══ EXCERPTED RECORDS
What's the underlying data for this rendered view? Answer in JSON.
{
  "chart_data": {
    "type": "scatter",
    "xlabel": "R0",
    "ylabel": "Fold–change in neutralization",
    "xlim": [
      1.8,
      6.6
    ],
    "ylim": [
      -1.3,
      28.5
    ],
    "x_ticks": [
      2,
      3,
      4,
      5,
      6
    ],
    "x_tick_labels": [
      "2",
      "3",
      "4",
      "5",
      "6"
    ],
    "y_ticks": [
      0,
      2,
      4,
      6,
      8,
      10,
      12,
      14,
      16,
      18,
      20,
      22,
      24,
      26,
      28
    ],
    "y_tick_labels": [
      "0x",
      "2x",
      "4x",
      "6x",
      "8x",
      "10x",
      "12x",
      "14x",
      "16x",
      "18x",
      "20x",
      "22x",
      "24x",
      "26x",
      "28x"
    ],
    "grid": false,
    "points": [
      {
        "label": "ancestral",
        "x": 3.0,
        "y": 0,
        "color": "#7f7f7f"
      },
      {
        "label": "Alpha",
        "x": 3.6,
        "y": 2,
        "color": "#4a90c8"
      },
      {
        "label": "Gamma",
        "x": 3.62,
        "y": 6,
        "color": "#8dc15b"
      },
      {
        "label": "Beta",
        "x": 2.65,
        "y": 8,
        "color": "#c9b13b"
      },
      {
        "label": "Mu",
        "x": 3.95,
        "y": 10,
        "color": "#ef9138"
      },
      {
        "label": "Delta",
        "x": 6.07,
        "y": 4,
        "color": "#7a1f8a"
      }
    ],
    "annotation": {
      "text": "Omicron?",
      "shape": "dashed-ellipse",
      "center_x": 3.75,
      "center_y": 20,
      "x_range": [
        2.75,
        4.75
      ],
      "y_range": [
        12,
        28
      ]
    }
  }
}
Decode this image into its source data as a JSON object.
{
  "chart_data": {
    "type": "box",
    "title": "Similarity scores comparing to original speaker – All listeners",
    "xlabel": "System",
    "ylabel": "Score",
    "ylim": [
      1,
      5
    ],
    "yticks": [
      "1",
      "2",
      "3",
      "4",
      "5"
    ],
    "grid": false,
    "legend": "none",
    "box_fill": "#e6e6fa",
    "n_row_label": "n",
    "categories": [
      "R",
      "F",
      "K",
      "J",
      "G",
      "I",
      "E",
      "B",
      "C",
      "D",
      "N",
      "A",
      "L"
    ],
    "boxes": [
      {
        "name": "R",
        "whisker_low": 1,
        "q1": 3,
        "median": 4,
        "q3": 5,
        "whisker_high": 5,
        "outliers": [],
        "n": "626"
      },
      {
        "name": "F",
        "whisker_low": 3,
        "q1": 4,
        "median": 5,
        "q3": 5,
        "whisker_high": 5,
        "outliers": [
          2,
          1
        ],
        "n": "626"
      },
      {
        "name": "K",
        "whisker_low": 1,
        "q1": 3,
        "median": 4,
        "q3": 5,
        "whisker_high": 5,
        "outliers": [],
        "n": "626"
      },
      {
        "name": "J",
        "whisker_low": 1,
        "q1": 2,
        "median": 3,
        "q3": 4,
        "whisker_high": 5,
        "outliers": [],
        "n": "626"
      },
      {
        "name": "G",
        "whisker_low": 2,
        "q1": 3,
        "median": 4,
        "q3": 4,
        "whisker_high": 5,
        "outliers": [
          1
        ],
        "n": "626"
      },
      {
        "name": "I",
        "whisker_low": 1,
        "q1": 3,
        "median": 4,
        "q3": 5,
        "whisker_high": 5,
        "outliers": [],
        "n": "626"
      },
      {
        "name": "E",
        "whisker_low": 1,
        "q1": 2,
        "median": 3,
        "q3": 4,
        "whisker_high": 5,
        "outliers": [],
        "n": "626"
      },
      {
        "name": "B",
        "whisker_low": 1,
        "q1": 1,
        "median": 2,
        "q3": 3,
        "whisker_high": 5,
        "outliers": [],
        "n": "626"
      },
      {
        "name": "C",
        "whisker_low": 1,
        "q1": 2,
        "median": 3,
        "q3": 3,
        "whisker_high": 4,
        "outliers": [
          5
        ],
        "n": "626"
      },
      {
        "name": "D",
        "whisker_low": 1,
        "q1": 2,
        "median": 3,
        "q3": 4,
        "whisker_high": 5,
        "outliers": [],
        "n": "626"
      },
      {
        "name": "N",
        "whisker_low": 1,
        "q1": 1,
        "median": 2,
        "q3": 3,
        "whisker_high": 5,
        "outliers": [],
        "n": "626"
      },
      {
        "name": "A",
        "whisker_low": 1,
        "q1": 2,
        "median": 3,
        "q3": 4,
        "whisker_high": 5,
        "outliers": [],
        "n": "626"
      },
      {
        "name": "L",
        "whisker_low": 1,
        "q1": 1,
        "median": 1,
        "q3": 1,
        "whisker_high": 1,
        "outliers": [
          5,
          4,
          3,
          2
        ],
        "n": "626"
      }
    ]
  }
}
════
• _WRITTEN PROBLEM_:
Reproduce all of the data exactly as given.

• _FINISHED TASK_:
What's the underlying data for this rendered view? Answer in JSON.
{
  "chart_data": {
    "type": "scatter",
    "xlabel": "R0",
    "ylabel": "Fold–change in neutralization",
    "xlim": [
      1.8,
      6.6
    ],
    "ylim": [
      -1.3,
      28.5
    ],
    "x_ticks": [
      2,
      3,
      4,
      5,
      6
    ],
    "x_tick_labels": [
      "2",
      "3",
      "4",
      "5",
      "6"
    ],
    "y_ticks": [
      0,
      2,
      4,
      6,
      8,
      10,
      12,
      14,
      16,
      18,
      20,
      22,
      24,
      26,
      28
    ],
    "y_tick_labels": [
      "0x",
      "2x",
      "4x",
      "6x",
      "8x",
      "10x",
      "12x",
      "14x",
      "16x",
      "18x",
      "20x",
      "22x",
      "24x",
      "26x",
      "28x"
    ],
    "grid": false,
    "points": [
      {
        "label": "ancestral",
        "x": 3.0,
        "y": 0,
        "color": "#7f7f7f"
      },
      {
        "label": "Alpha",
        "x": 3.6,
        "y": 2,
        "color": "#4a90c8"
      },
      {
        "label": "Gamma",
        "x": 3.62,
        "y": 6,
        "color": "#8dc15b"
      },
      {
        "label": "Beta",
        "x": 2.65,
        "y": 8,
        "color": "#c9b13b"
      },
      {
        "label": "Mu",
        "x": 3.95,
        "y": 10,
        "color": "#ef9138"
      },
      {
        "label": "Delta",
        "x": 6.07,
        "y": 4,
        "color": "#7a1f8a"
      }
    ],
    "annotation": {
      "text": "Omicron?",
      "shape": "dashed-ellipse",
      "center_x": 3.75,
      "center_y": 20,
      "x_range": [
        2.75,
        4.75
      ],
      "y_range": [
        12,
        28
      ]
    }
  }
}
Decode this image into its source data as a JSON object.
{
  "chart_data": {
    "type": "box",
    "title": "Similarity scores comparing to original speaker – All listeners",
    "xlabel": "System",
    "ylabel": "Score",
    "ylim": [
      1,
      5
    ],
    "yticks": [
      "1",
      "2",
      "3",
      "4",
      "5"
    ],
    "grid": false,
    "legend": "none",
    "box_fill": "#e6e6fa",
    "n_row_label": "n",
    "categories": [
      "R",
      "F",
      "K",
      "J",
      "G",
      "I",
      "E",
      "B",
      "C",
      "D",
      "N",
      "A",
      "L"
    ],
    "boxes": [
      {
        "name": "R",
        "whisker_low": 1,
        "q1": 3,
        "median": 4,
        "q3": 5,
        "whisker_high": 5,
        "outliers": [],
        "n": "626"
      },
      {
        "name": "F",
        "whisker_low": 3,
        "q1": 4,
        "median": 5,
        "q3": 5,
        "whisker_high": 5,
        "outliers": [
          2,
          1
        ],
        "n": "626"
      },
      {
        "name": "K",
        "whisker_low": 1,
        "q1": 3,
        "median": 4,
        "q3": 5,
        "whisker_high": 5,
        "outliers": [],
        "n": "626"
      },
      {
        "name": "J",
        "whisker_low": 1,
        "q1": 2,
        "median": 3,
        "q3": 4,
        "whisker_high": 5,
        "outliers": [],
        "n": "626"
      },
      {
        "name": "G",
        "whisker_low": 2,
        "q1": 3,
        "median": 4,
        "q3": 4,
        "whisker_high": 5,
        "outliers": [
          1
        ],
        "n": "626"
      },
      {
        "name": "I",
        "whisker_low": 1,
        "q1": 3,
        "median": 4,
        "q3": 5,
        "whisker_high": 5,
        "outliers": [],
        "n": "626"
      },
      {
        "name": "E",
        "whisker_low": 1,
        "q1": 2,
        "median": 3,
        "q3": 4,
        "whisker_high": 5,
        "outliers": [],
        "n": "626"
      },
      {
        "name": "B",
        "whisker_low": 1,
        "q1": 1,
        "median": 2,
        "q3": 3,
        "whisker_high": 5,
        "outliers": [],
        "n": "626"
      },
      {
        "name": "C",
        "whisker_low": 1,
        "q1": 2,
        "median": 3,
        "q3": 3,
        "whisker_high": 4,
        "outliers": [
          5
        ],
        "n": "626"
      },
      {
        "name": "D",
        "whisker_low": 1,
        "q1": 2,
        "median": 3,
        "q3": 4,
        "whisker_high": 5,
        "outliers": [],
        "n": "626"
      },
      {
        "name": "N",
        "whisker_low": 1,
        "q1": 1,
        "median": 2,
        "q3": 3,
        "whisker_high": 5,
        "outliers": [],
        "n": "626"
      },
      {
        "name": "A",
        "whisker_low": 1,
        "q1": 2,
        "median": 3,
        "q3": 4,
        "whisker_high": 5,
        "outliers": [],
        "n": "626"
      },
      {
        "name": "L",
        "whisker_low": 1,
        "q1": 1,
        "median": 1,
        "q3": 1,
        "whisker_high": 1,
        "outliers": [
          5,
          4,
          3,
          2
        ],
        "n": "626"
      }
    ]
  }
}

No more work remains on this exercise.